** start MATERIAL **

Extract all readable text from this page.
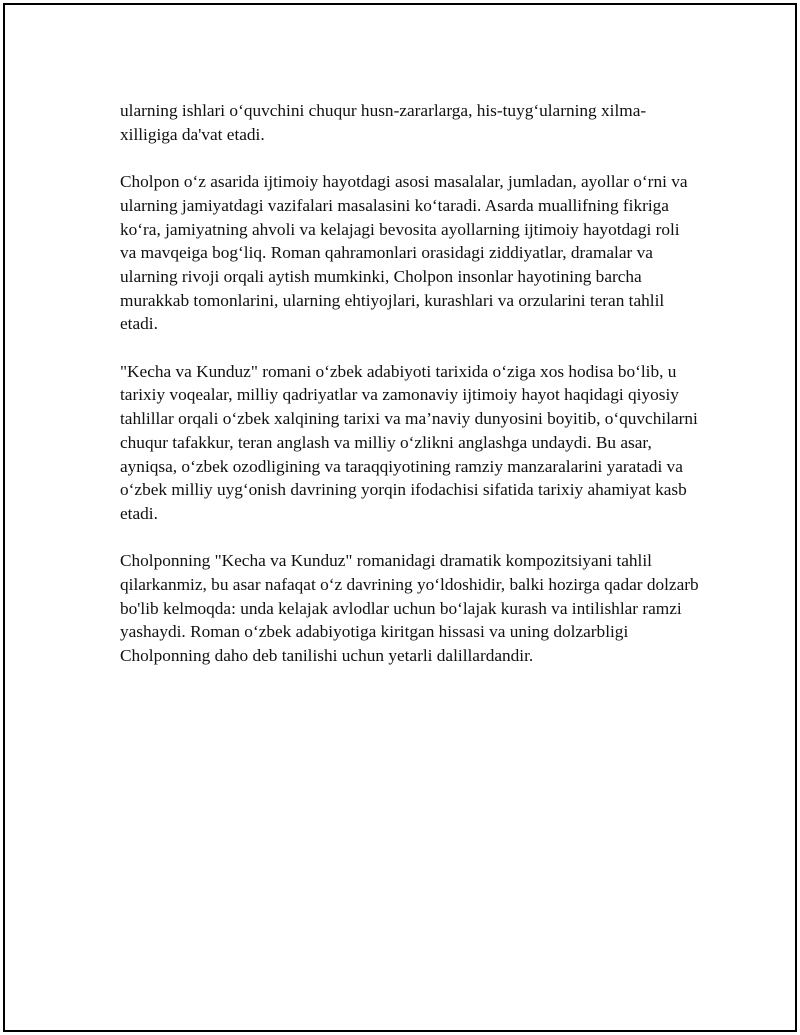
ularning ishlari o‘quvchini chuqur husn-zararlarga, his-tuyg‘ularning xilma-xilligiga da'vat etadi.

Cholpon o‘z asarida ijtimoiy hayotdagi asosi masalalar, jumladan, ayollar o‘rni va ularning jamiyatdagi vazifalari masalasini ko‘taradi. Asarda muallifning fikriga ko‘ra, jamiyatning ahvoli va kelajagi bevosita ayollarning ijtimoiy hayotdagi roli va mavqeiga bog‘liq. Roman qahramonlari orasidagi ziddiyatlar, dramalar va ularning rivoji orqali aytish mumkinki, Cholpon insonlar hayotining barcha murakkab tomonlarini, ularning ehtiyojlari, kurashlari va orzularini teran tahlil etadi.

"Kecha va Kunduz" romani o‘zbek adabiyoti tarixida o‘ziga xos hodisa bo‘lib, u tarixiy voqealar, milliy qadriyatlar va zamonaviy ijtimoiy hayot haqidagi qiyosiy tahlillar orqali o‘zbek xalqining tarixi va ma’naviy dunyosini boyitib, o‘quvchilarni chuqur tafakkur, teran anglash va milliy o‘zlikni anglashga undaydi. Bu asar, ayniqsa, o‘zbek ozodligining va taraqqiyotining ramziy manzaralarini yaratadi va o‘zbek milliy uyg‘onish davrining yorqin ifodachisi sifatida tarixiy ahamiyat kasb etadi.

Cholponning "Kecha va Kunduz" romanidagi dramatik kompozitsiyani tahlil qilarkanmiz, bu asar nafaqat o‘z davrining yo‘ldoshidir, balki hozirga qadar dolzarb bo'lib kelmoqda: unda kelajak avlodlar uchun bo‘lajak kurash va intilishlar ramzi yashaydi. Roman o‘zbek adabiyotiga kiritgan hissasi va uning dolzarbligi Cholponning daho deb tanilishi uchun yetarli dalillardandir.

** end MATERIAL **
** start MATERIAL **

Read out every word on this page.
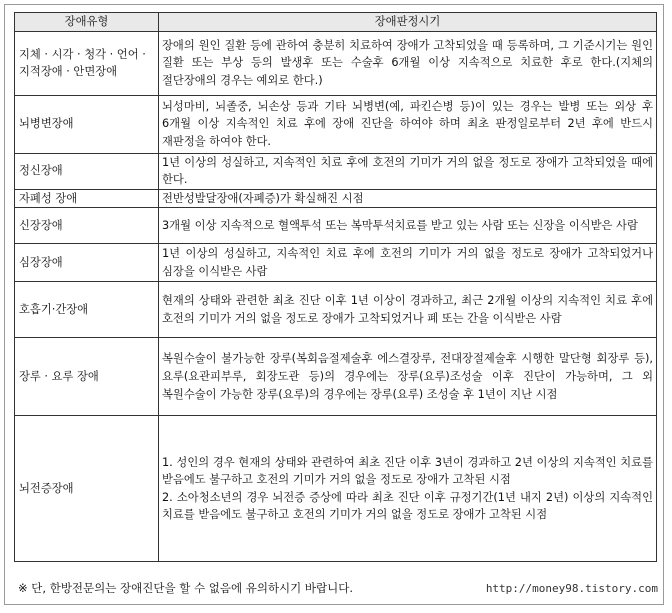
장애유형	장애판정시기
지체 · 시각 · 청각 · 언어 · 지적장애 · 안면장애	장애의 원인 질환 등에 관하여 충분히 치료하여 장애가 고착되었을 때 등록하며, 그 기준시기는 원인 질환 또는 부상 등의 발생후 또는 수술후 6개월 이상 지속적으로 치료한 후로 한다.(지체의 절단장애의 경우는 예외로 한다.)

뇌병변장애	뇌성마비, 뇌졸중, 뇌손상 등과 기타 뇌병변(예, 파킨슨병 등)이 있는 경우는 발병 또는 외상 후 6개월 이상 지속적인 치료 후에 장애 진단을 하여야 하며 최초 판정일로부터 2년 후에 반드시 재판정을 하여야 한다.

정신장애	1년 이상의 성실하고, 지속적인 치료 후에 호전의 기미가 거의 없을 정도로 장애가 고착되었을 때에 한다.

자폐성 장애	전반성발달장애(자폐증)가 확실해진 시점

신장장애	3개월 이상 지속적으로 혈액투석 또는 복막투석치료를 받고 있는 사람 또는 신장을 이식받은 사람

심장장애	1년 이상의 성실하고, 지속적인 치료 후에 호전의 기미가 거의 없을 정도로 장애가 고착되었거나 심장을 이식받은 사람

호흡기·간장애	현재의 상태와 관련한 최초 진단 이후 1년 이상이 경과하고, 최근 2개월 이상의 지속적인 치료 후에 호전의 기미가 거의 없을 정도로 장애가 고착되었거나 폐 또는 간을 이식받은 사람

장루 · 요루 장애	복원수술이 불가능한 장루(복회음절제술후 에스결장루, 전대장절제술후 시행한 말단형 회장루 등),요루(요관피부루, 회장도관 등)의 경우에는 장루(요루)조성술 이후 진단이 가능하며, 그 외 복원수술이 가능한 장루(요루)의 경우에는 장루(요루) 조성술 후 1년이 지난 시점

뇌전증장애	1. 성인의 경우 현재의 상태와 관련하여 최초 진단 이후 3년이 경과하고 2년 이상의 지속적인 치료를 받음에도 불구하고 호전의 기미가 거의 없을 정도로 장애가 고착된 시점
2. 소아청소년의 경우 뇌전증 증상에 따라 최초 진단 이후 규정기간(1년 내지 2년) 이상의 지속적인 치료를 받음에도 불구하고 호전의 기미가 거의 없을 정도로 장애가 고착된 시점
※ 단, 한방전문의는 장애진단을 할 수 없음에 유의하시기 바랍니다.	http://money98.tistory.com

** end MATERIAL **
** start MATERIAL **

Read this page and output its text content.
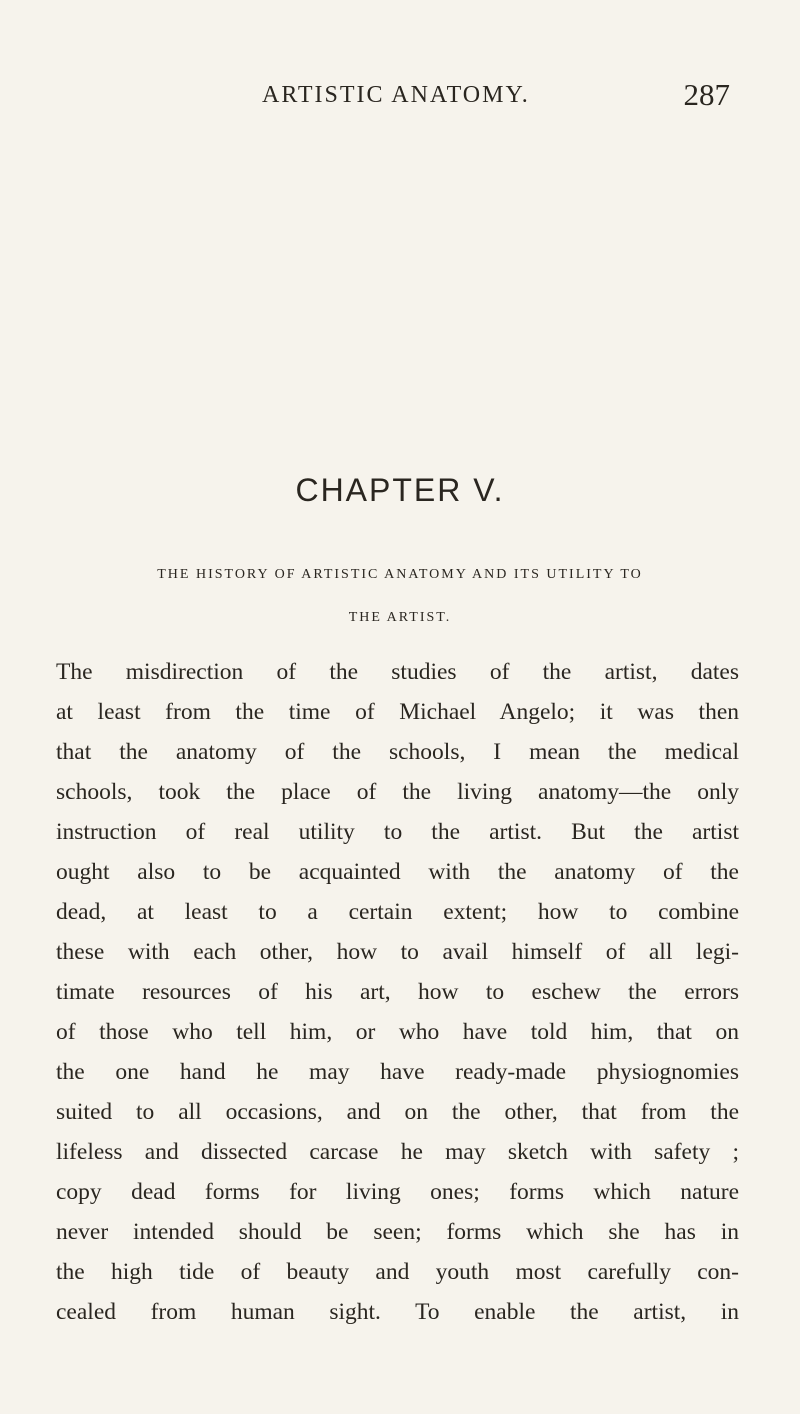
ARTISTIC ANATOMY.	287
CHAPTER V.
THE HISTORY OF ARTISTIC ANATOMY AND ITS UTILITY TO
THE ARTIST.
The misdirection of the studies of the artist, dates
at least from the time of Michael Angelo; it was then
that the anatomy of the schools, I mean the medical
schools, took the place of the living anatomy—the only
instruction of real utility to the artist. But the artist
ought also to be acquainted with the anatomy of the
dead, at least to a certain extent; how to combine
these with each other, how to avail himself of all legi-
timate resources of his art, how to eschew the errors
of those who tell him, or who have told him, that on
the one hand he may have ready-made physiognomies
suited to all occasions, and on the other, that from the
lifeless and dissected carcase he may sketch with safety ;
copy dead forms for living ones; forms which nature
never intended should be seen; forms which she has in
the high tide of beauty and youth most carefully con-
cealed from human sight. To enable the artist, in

** end MATERIAL **

• TASK OBJECTIVE: Using the entries above, tally how many lines have the word "this" in them; write the number and nothing more.

• OUTPUT BELOW: 3